------ Provided data ------

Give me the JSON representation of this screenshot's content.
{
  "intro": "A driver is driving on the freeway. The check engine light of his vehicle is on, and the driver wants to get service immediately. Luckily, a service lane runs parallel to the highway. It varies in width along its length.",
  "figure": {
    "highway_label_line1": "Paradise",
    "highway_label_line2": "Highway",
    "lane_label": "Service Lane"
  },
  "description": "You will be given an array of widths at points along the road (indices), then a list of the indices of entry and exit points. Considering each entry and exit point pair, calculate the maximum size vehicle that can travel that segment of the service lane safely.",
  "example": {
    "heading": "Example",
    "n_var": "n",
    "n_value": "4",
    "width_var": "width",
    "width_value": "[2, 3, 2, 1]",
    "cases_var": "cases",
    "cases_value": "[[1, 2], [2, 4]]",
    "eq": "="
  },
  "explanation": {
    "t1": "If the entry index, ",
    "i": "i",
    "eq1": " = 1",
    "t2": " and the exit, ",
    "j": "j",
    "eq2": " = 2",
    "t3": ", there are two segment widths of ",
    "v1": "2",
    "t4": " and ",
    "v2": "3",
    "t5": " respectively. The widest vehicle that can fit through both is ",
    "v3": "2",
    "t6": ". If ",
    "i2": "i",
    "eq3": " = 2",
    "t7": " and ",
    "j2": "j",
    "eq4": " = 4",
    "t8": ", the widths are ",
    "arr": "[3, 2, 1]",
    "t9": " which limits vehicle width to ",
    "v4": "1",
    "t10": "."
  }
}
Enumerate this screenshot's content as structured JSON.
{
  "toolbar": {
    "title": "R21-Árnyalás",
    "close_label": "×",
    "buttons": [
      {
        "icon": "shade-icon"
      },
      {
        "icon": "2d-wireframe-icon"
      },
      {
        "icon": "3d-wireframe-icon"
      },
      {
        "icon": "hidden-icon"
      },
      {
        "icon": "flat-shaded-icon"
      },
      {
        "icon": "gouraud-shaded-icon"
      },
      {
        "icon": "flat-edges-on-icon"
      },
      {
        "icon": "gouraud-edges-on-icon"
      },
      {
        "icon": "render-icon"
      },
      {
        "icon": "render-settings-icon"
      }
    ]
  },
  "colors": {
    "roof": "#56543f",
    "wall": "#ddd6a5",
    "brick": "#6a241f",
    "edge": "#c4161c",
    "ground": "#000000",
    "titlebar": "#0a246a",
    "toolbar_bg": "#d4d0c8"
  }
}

------

Objective: Repeat the entries above exactly, leaving nothing out.

Solution to this task:
Give me the JSON representation of this screenshot's content.
{
  "intro": "A driver is driving on the freeway. The check engine light of his vehicle is on, and the driver wants to get service immediately. Luckily, a service lane runs parallel to the highway. It varies in width along its length.",
  "figure": {
    "highway_label_line1": "Paradise",
    "highway_label_line2": "Highway",
    "lane_label": "Service Lane"
  },
  "description": "You will be given an array of widths at points along the road (indices), then a list of the indices of entry and exit points. Considering each entry and exit point pair, calculate the maximum size vehicle that can travel that segment of the service lane safely.",
  "example": {
    "heading": "Example",
    "n_var": "n",
    "n_value": "4",
    "width_var": "width",
    "width_value": "[2, 3, 2, 1]",
    "cases_var": "cases",
    "cases_value": "[[1, 2], [2, 4]]",
    "eq": "="
  },
  "explanation": {
    "t1": "If the entry index, ",
    "i": "i",
    "eq1": " = 1",
    "t2": " and the exit, ",
    "j": "j",
    "eq2": " = 2",
    "t3": ", there are two segment widths of ",
    "v1": "2",
    "t4": " and ",
    "v2": "3",
    "t5": " respectively. The widest vehicle that can fit through both is ",
    "v3": "2",
    "t6": ". If ",
    "i2": "i",
    "eq3": " = 2",
    "t7": " and ",
    "j2": "j",
    "eq4": " = 4",
    "t8": ", the widths are ",
    "arr": "[3, 2, 1]",
    "t9": " which limits vehicle width to ",
    "v4": "1",
    "t10": "."
  }
}
Enumerate this screenshot's content as structured JSON.
{
  "toolbar": {
    "title": "R21-Árnyalás",
    "close_label": "×",
    "buttons": [
      {
        "icon": "shade-icon"
      },
      {
        "icon": "2d-wireframe-icon"
      },
      {
        "icon": "3d-wireframe-icon"
      },
      {
        "icon": "hidden-icon"
      },
      {
        "icon": "flat-shaded-icon"
      },
      {
        "icon": "gouraud-shaded-icon"
      },
      {
        "icon": "flat-edges-on-icon"
      },
      {
        "icon": "gouraud-edges-on-icon"
      },
      {
        "icon": "render-icon"
      },
      {
        "icon": "render-settings-icon"
      }
    ]
  },
  "colors": {
    "roof": "#56543f",
    "wall": "#ddd6a5",
    "brick": "#6a241f",
    "edge": "#c4161c",
    "ground": "#000000",
    "titlebar": "#0a246a",
    "toolbar_bg": "#d4d0c8"
  }
}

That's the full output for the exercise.